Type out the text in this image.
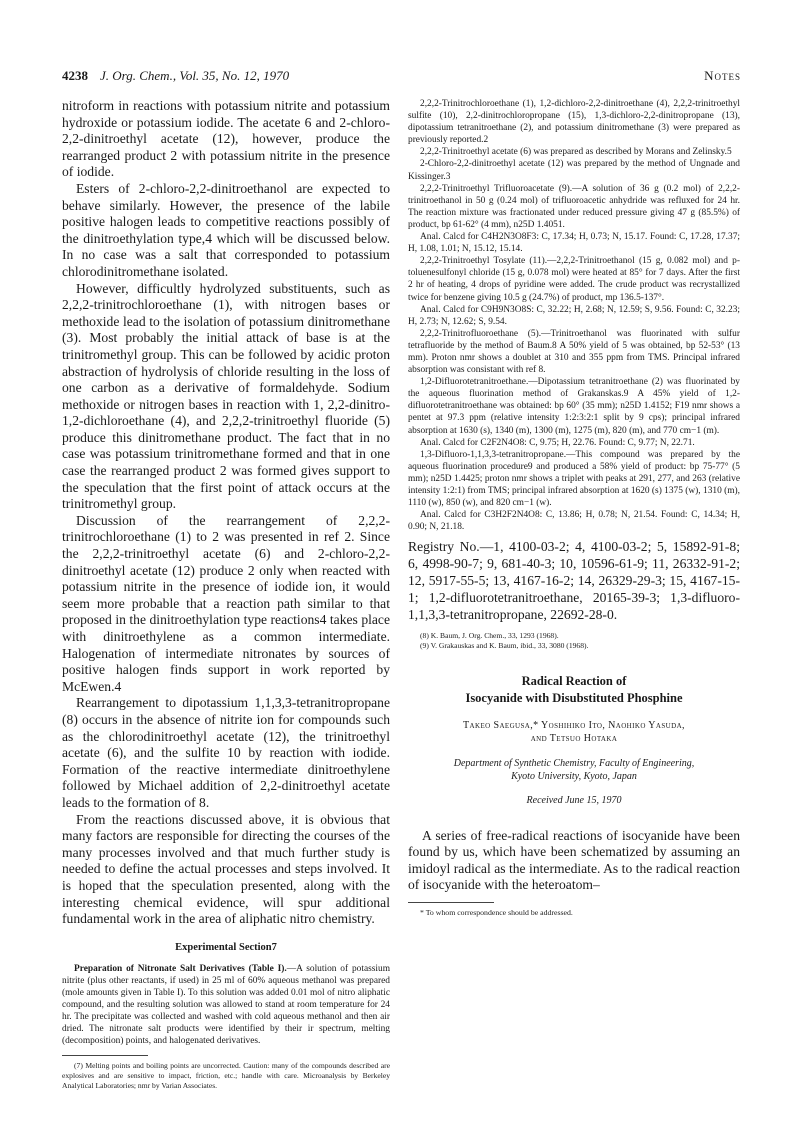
4238 J. Org. Chem., Vol. 35, No. 12, 1970	Notes

nitroform in reactions with potassium nitrite and potassium hydroxide or potassium iodide. The acetate 6 and 2-chloro-2,2-dinitroethyl acetate (12), however, produce the rearranged product 2 with potassium nitrite in the presence of iodide.

Esters of 2-chloro-2,2-dinitroethanol are expected to behave similarly. However, the presence of the labile positive halogen leads to competitive reactions possibly of the dinitroethylation type,4 which will be discussed below. In no case was a salt that corresponded to potassium chlorodinitromethane isolated.

However, difficultly hydrolyzed substituents, such as 2,2,2-trinitrochloroethane (1), with nitrogen bases or methoxide lead to the isolation of potassium dinitromethane (3). Most probably the initial attack of base is at the trinitromethyl group. This can be followed by acidic proton abstraction of hydrolysis of chloride resulting in the loss of one carbon as a derivative of formaldehyde. Sodium methoxide or nitrogen bases in reaction with 1, 2,2-dinitro-1,2-dichloroethane (4), and 2,2,2-trinitroethyl fluoride (5) produce this dinitromethane product. The fact that in no case was potassium trinitromethane formed and that in one case the rearranged product 2 was formed gives support to the speculation that the first point of attack occurs at the trinitromethyl group.

Discussion of the rearrangement of 2,2,2-trinitrochloroethane (1) to 2 was presented in ref 2. Since the 2,2,2-trinitroethyl acetate (6) and 2-chloro-2,2-dinitroethyl acetate (12) produce 2 only when reacted with potassium nitrite in the presence of iodide ion, it would seem more probable that a reaction path similar to that proposed in the dinitroethylation type reactions4 takes place with dinitroethylene as a common intermediate. Halogenation of intermediate nitronates by sources of positive halogen finds support in work reported by McEwen.4

Rearrangement to dipotassium 1,1,3,3-tetranitropropane (8) occurs in the absence of nitrite ion for compounds such as the chlorodinitroethyl acetate (12), the trinitroethyl acetate (6), and the sulfite 10 by reaction with iodide. Formation of the reactive intermediate dinitroethylene followed by Michael addition of 2,2-dinitroethyl acetate leads to the formation of 8.

From the reactions discussed above, it is obvious that many factors are responsible for directing the courses of the many processes involved and that much further study is needed to define the actual processes and steps involved. It is hoped that the speculation presented, along with the interesting chemical evidence, will spur additional fundamental work in the area of aliphatic nitro chemistry.

Experimental Section7

Preparation of Nitronate Salt Derivatives (Table I).—A solution of potassium nitrite (plus other reactants, if used) in 25 ml of 60% aqueous methanol was prepared (mole amounts given in Table I). To this solution was added 0.01 mol of nitro aliphatic compound, and the resulting solution was allowed to stand at room temperature for 24 hr. The precipitate was collected and washed with cold aqueous methanol and then air dried. The nitronate salt products were identified by their ir spectrum, melting (decomposition) points, and halogenated derivatives.

(7) Melting points and boiling points are uncorrected. Caution: many of the compounds described are explosives and are sensitive to impact, friction, etc.; handle with care. Microanalysis by Berkeley Analytical Laboratories; nmr by Varian Associates.

2,2,2-Trinitrochloroethane (1), 1,2-dichloro-2,2-dinitroethane (4), 2,2,2-trinitroethyl sulfite (10), 2,2-dinitrochloropropane (15), 1,3-dichloro-2,2-dinitropropane (13), dipotassium tetranitroethane (2), and potassium dinitromethane (3) were prepared as previously reported.2

2,2,2-Trinitroethyl acetate (6) was prepared as described by Morans and Zelinsky.5

2-Chloro-2,2-dinitroethyl acetate (12) was prepared by the method of Ungnade and Kissinger.3

2,2,2-Trinitroethyl Trifluoroacetate (9).—A solution of 36 g (0.2 mol) of 2,2,2-trinitroethanol in 50 g (0.24 mol) of trifluoroacetic anhydride was refluxed for 24 hr. The reaction mixture was fractionated under reduced pressure giving 47 g (85.5%) of product, bp 61-62° (4 mm), n25D 1.4051.

Anal. Calcd for C4H2N3O8F3: C, 17.34; H, 0.73; N, 15.17. Found: C, 17.28, 17.37; H, 1.08, 1.01; N, 15.12, 15.14.

2,2,2-Trinitroethyl Tosylate (11).—2,2,2-Trinitroethanol (15 g, 0.082 mol) and p-toluenesulfonyl chloride (15 g, 0.078 mol) were heated at 85° for 7 days. After the first 2 hr of heating, 4 drops of pyridine were added. The crude product was recrystallized twice for benzene giving 10.5 g (24.7%) of product, mp 136.5-137°.

Anal. Calcd for C9H9N3O8S: C, 32.22; H, 2.68; N, 12.59; S, 9.56. Found: C, 32.23; H, 2.73; N, 12.62; S, 9.54.

2,2,2-Trinitrofluoroethane (5).—Trinitroethanol was fluorinated with sulfur tetrafluoride by the method of Baum.8 A 50% yield of 5 was obtained, bp 52-53° (13 mm). Proton nmr shows a doublet at 310 and 355 ppm from TMS. Principal infrared absorption was consistant with ref 8.

1,2-Difluorotetranitroethane.—Dipotassium tetranitroethane (2) was fluorinated by the aqueous fluorination method of Grakanskas.9 A 45% yield of 1,2-difluorotetranitroethane was obtained: bp 60° (35 mm); n25D 1.4152; F19 nmr shows a pentet at 97.3 ppm (relative intensity 1:2:3:2:1 split by 9 cps); principal infrared absorption at 1630 (s), 1340 (m), 1300 (m), 1275 (m), 820 (m), and 770 cm−1 (m).

Anal. Calcd for C2F2N4O8: C, 9.75; H, 22.76. Found: C, 9.77; N, 22.71.

1,3-Difluoro-1,1,3,3-tetranitropropane.—This compound was prepared by the aqueous fluorination procedure9 and produced a 58% yield of product: bp 75-77° (5 mm); n25D 1.4425; proton nmr shows a triplet with peaks at 291, 277, and 263 (relative intensity 1:2:1) from TMS; principal infrared absorption at 1620 (s) 1375 (w), 1310 (m), 1110 (w), 850 (w), and 820 cm−1 (w).

Anal. Calcd for C3H2F2N4O8: C, 13.86; H, 0.78; N, 21.54. Found: C, 14.34; H, 0.90; N, 21.18.

Registry No.—1, 4100-03-2; 4, 4100-03-2; 5, 15892-91-8; 6, 4998-90-7; 9, 681-40-3; 10, 10596-61-9; 11, 26332-91-2; 12, 5917-55-5; 13, 4167-16-2; 14, 26329-29-3; 15, 4167-15-1; 1,2-difluorotetranitroethane, 20165-39-3; 1,3-difluoro-1,1,3,3-tetranitropropane, 22692-28-0.

(8) K. Baum, J. Org. Chem., 33, 1293 (1968).
(9) V. Grakauskas and K. Baum, ibid., 33, 3080 (1968).
Radical Reaction of
Isocyanide with Disubstituted Phosphine
Takeo Saegusa,* Yoshihiko Ito, Naohiko Yasuda,
and Tetsuo Hotaka
Department of Synthetic Chemistry, Faculty of Engineering,
Kyoto University, Kyoto, Japan
Received June 15, 1970

A series of free-radical reactions of isocyanide have been found by us, which have been schematized by assuming an imidoyl radical as the intermediate. As to the radical reaction of isocyanide with the heteroatom–

* To whom correspondence should be addressed.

▸ **WHAT YOU NEED TO DO**
Images must not appear in the copy; reproduce everything else in the records verbatim.

▸ **THE OUTPUT**
Type out the text in this image.
4238 J. Org. Chem., Vol. 35, No. 12, 1970	Notes

nitroform in reactions with potassium nitrite and potassium hydroxide or potassium iodide. The acetate 6 and 2-chloro-2,2-dinitroethyl acetate (12), however, produce the rearranged product 2 with potassium nitrite in the presence of iodide.

Esters of 2-chloro-2,2-dinitroethanol are expected to behave similarly. However, the presence of the labile positive halogen leads to competitive reactions possibly of the dinitroethylation type,4 which will be discussed below. In no case was a salt that corresponded to potassium chlorodinitromethane isolated.

However, difficultly hydrolyzed substituents, such as 2,2,2-trinitrochloroethane (1), with nitrogen bases or methoxide lead to the isolation of potassium dinitromethane (3). Most probably the initial attack of base is at the trinitromethyl group. This can be followed by acidic proton abstraction of hydrolysis of chloride resulting in the loss of one carbon as a derivative of formaldehyde. Sodium methoxide or nitrogen bases in reaction with 1, 2,2-dinitro-1,2-dichloroethane (4), and 2,2,2-trinitroethyl fluoride (5) produce this dinitromethane product. The fact that in no case was potassium trinitromethane formed and that in one case the rearranged product 2 was formed gives support to the speculation that the first point of attack occurs at the trinitromethyl group.

Discussion of the rearrangement of 2,2,2-trinitrochloroethane (1) to 2 was presented in ref 2. Since the 2,2,2-trinitroethyl acetate (6) and 2-chloro-2,2-dinitroethyl acetate (12) produce 2 only when reacted with potassium nitrite in the presence of iodide ion, it would seem more probable that a reaction path similar to that proposed in the dinitroethylation type reactions4 takes place with dinitroethylene as a common intermediate. Halogenation of intermediate nitronates by sources of positive halogen finds support in work reported by McEwen.4

Rearrangement to dipotassium 1,1,3,3-tetranitropropane (8) occurs in the absence of nitrite ion for compounds such as the chlorodinitroethyl acetate (12), the trinitroethyl acetate (6), and the sulfite 10 by reaction with iodide. Formation of the reactive intermediate dinitroethylene followed by Michael addition of 2,2-dinitroethyl acetate leads to the formation of 8.

From the reactions discussed above, it is obvious that many factors are responsible for directing the courses of the many processes involved and that much further study is needed to define the actual processes and steps involved. It is hoped that the speculation presented, along with the interesting chemical evidence, will spur additional fundamental work in the area of aliphatic nitro chemistry.

Experimental Section7

Preparation of Nitronate Salt Derivatives (Table I).—A solution of potassium nitrite (plus other reactants, if used) in 25 ml of 60% aqueous methanol was prepared (mole amounts given in Table I). To this solution was added 0.01 mol of nitro aliphatic compound, and the resulting solution was allowed to stand at room temperature for 24 hr. The precipitate was collected and washed with cold aqueous methanol and then air dried. The nitronate salt products were identified by their ir spectrum, melting (decomposition) points, and halogenated derivatives.

(7) Melting points and boiling points are uncorrected. Caution: many of the compounds described are explosives and are sensitive to impact, friction, etc.; handle with care. Microanalysis by Berkeley Analytical Laboratories; nmr by Varian Associates.

2,2,2-Trinitrochloroethane (1), 1,2-dichloro-2,2-dinitroethane (4), 2,2,2-trinitroethyl sulfite (10), 2,2-dinitrochloropropane (15), 1,3-dichloro-2,2-dinitropropane (13), dipotassium tetranitroethane (2), and potassium dinitromethane (3) were prepared as previously reported.2

2,2,2-Trinitroethyl acetate (6) was prepared as described by Morans and Zelinsky.5

2-Chloro-2,2-dinitroethyl acetate (12) was prepared by the method of Ungnade and Kissinger.3

2,2,2-Trinitroethyl Trifluoroacetate (9).—A solution of 36 g (0.2 mol) of 2,2,2-trinitroethanol in 50 g (0.24 mol) of trifluoroacetic anhydride was refluxed for 24 hr. The reaction mixture was fractionated under reduced pressure giving 47 g (85.5%) of product, bp 61-62° (4 mm), n25D 1.4051.

Anal. Calcd for C4H2N3O8F3: C, 17.34; H, 0.73; N, 15.17. Found: C, 17.28, 17.37; H, 1.08, 1.01; N, 15.12, 15.14.

2,2,2-Trinitroethyl Tosylate (11).—2,2,2-Trinitroethanol (15 g, 0.082 mol) and p-toluenesulfonyl chloride (15 g, 0.078 mol) were heated at 85° for 7 days. After the first 2 hr of heating, 4 drops of pyridine were added. The crude product was recrystallized twice for benzene giving 10.5 g (24.7%) of product, mp 136.5-137°.

Anal. Calcd for C9H9N3O8S: C, 32.22; H, 2.68; N, 12.59; S, 9.56. Found: C, 32.23; H, 2.73; N, 12.62; S, 9.54.

2,2,2-Trinitrofluoroethane (5).—Trinitroethanol was fluorinated with sulfur tetrafluoride by the method of Baum.8 A 50% yield of 5 was obtained, bp 52-53° (13 mm). Proton nmr shows a doublet at 310 and 355 ppm from TMS. Principal infrared absorption was consistant with ref 8.

1,2-Difluorotetranitroethane.—Dipotassium tetranitroethane (2) was fluorinated by the aqueous fluorination method of Grakanskas.9 A 45% yield of 1,2-difluorotetranitroethane was obtained: bp 60° (35 mm); n25D 1.4152; F19 nmr shows a pentet at 97.3 ppm (relative intensity 1:2:3:2:1 split by 9 cps); principal infrared absorption at 1630 (s), 1340 (m), 1300 (m), 1275 (m), 820 (m), and 770 cm−1 (m).

Anal. Calcd for C2F2N4O8: C, 9.75; H, 22.76. Found: C, 9.77; N, 22.71.

1,3-Difluoro-1,1,3,3-tetranitropropane.—This compound was prepared by the aqueous fluorination procedure9 and produced a 58% yield of product: bp 75-77° (5 mm); n25D 1.4425; proton nmr shows a triplet with peaks at 291, 277, and 263 (relative intensity 1:2:1) from TMS; principal infrared absorption at 1620 (s) 1375 (w), 1310 (m), 1110 (w), 850 (w), and 820 cm−1 (w).

Anal. Calcd for C3H2F2N4O8: C, 13.86; H, 0.78; N, 21.54. Found: C, 14.34; H, 0.90; N, 21.18.

Registry No.—1, 4100-03-2; 4, 4100-03-2; 5, 15892-91-8; 6, 4998-90-7; 9, 681-40-3; 10, 10596-61-9; 11, 26332-91-2; 12, 5917-55-5; 13, 4167-16-2; 14, 26329-29-3; 15, 4167-15-1; 1,2-difluorotetranitroethane, 20165-39-3; 1,3-difluoro-1,1,3,3-tetranitropropane, 22692-28-0.

(8) K. Baum, J. Org. Chem., 33, 1293 (1968).
(9) V. Grakauskas and K. Baum, ibid., 33, 3080 (1968).
Radical Reaction of
Isocyanide with Disubstituted Phosphine
Takeo Saegusa,* Yoshihiko Ito, Naohiko Yasuda,
and Tetsuo Hotaka
Department of Synthetic Chemistry, Faculty of Engineering,
Kyoto University, Kyoto, Japan
Received June 15, 1970

A series of free-radical reactions of isocyanide have been found by us, which have been schematized by assuming an imidoyl radical as the intermediate. As to the radical reaction of isocyanide with the heteroatom–

* To whom correspondence should be addressed.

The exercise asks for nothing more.